[TASK OBJECTIVE]
Search the material for the string "actions" and copy each line where it occurs.

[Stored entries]
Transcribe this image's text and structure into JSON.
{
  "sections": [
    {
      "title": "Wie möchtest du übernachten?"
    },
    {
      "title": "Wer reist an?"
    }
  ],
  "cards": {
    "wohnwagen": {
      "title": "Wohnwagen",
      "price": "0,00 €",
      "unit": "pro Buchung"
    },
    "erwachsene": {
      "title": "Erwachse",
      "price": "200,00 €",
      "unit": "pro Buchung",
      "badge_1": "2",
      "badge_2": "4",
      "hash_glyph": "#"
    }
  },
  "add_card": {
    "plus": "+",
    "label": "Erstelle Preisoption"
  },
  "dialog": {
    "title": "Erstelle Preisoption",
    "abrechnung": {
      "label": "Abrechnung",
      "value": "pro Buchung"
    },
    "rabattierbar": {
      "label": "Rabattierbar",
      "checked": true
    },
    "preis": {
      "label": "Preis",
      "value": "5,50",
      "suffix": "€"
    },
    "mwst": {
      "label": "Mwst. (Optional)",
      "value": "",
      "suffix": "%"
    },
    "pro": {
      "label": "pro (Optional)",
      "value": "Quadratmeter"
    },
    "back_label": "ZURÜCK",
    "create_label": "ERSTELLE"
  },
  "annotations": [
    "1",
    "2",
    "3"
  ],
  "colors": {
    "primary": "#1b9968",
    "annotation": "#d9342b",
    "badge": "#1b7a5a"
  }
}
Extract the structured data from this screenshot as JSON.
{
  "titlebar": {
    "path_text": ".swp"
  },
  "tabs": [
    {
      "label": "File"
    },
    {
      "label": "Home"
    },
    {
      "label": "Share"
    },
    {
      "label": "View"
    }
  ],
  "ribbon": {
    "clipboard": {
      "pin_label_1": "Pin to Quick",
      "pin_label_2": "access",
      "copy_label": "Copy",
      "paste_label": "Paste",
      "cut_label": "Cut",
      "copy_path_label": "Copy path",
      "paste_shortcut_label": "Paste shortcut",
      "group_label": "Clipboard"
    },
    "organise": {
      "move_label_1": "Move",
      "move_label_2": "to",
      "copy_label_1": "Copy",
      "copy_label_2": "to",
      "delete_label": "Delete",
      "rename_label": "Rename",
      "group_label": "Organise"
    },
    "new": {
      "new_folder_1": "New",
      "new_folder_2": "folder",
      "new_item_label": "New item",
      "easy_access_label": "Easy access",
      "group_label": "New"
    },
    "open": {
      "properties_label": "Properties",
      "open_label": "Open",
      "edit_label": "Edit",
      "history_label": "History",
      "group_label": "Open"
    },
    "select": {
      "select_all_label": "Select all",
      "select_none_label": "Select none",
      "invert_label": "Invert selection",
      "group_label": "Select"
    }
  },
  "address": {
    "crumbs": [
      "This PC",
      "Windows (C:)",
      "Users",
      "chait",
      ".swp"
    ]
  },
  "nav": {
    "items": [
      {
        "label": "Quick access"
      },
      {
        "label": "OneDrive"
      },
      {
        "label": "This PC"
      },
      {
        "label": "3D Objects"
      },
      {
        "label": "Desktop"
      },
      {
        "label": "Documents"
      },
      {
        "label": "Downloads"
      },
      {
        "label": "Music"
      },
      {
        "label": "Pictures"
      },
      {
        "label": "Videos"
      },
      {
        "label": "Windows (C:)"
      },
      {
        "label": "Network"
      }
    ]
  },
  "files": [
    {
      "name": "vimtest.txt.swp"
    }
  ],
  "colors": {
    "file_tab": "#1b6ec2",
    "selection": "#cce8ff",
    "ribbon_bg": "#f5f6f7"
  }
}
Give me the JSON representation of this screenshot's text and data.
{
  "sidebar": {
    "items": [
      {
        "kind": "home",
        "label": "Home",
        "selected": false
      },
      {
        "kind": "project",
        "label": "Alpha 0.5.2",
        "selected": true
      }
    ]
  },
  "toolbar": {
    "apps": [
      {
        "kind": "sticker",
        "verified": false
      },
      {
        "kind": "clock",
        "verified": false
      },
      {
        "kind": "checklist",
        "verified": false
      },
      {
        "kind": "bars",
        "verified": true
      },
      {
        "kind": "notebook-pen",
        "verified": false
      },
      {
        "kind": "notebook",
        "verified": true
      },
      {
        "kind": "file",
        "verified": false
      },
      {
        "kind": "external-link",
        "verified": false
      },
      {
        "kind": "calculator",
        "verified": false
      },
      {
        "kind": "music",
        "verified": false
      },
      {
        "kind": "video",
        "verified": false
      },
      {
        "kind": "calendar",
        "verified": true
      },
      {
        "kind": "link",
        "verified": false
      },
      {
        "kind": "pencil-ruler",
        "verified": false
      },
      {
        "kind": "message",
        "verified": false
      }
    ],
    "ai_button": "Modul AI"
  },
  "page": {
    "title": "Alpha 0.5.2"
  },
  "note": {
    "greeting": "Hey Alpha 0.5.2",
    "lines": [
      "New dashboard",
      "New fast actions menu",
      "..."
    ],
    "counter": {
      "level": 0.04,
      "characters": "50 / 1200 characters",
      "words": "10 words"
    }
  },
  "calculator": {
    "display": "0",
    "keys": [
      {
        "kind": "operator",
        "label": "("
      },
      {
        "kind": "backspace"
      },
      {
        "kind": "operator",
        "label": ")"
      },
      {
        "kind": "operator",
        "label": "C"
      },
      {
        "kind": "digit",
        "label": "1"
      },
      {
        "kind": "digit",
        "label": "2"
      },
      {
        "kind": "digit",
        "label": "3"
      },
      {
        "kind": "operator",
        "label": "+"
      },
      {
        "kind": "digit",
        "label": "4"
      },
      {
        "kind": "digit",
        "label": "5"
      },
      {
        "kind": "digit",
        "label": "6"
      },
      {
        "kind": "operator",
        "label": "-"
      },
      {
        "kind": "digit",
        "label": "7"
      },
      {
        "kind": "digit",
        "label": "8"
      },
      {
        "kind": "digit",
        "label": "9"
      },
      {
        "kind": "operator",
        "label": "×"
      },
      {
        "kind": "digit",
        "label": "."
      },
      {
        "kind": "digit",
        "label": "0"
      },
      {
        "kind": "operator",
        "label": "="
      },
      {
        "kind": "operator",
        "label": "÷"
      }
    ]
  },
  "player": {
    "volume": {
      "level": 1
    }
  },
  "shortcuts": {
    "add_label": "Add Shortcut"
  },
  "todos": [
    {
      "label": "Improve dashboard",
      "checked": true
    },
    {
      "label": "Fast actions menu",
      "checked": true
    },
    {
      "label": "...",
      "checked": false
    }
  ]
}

[ANSWER TO THE PROBLEM]
      "New fast actions menu",
      "label": "Fast actions menu",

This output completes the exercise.